OBJECTIVE ▸ From the entries below, copy every line holding the word "butternut".

EXERCISE MATERIALS ▸
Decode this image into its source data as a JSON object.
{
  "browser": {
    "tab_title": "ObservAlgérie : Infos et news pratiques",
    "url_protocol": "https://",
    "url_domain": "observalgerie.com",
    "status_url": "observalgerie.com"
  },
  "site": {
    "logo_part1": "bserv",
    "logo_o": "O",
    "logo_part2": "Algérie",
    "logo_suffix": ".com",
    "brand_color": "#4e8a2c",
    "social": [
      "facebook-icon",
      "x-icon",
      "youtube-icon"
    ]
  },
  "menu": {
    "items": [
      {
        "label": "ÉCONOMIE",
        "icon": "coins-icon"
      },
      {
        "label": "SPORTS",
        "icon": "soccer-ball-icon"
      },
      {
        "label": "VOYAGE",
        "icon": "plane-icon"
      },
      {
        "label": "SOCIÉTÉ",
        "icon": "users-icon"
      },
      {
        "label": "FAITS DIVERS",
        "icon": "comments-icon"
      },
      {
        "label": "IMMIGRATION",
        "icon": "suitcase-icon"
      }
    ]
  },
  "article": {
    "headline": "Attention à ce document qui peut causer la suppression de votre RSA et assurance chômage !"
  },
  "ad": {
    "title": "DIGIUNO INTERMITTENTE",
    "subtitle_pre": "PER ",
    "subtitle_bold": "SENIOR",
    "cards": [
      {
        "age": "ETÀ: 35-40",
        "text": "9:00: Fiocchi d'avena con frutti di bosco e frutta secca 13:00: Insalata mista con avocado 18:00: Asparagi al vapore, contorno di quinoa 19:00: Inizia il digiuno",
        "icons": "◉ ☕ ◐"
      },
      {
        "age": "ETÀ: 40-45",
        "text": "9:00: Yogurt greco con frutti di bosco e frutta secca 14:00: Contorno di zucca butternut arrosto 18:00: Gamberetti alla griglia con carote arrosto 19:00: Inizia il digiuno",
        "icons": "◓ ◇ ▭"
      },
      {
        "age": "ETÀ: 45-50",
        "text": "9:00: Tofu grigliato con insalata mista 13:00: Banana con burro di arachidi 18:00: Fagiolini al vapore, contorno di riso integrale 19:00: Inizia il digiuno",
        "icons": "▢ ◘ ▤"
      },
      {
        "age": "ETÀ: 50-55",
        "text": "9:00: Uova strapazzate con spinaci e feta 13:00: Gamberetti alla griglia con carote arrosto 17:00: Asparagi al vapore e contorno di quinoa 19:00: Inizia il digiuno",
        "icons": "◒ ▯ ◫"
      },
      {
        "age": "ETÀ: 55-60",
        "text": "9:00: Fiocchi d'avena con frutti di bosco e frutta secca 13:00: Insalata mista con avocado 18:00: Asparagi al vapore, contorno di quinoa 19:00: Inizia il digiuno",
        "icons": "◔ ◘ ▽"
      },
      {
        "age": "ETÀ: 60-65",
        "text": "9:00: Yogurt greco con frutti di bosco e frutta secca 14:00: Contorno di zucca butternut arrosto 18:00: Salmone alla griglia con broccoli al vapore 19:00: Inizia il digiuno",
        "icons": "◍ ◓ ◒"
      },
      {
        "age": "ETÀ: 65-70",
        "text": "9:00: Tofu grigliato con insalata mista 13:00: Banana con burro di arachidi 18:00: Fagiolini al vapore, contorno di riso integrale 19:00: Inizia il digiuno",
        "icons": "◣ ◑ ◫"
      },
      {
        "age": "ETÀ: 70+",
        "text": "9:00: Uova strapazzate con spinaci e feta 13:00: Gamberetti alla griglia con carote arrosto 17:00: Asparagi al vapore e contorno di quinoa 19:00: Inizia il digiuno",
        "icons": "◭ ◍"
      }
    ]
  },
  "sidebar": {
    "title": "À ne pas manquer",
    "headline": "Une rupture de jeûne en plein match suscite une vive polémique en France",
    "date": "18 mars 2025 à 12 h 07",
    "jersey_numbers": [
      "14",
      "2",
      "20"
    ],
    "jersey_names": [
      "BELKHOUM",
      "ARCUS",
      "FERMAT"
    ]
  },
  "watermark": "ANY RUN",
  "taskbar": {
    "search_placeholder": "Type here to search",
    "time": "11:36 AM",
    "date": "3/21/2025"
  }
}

COMPLETE ANSWER ▸
        "text": "9:00: Yogurt greco con frutti di bosco e frutta secca 14:00: Contorno di zucca butternut arrosto 18:00: Gamberetti alla griglia con carote arrosto 19:00: Inizia il digiuno",
        "text": "9:00: Yogurt greco con frutti di bosco e frutta secca 14:00: Contorno di zucca butternut arrosto 18:00: Salmone alla griglia con broccoli al vapore 19:00: Inizia il digiuno",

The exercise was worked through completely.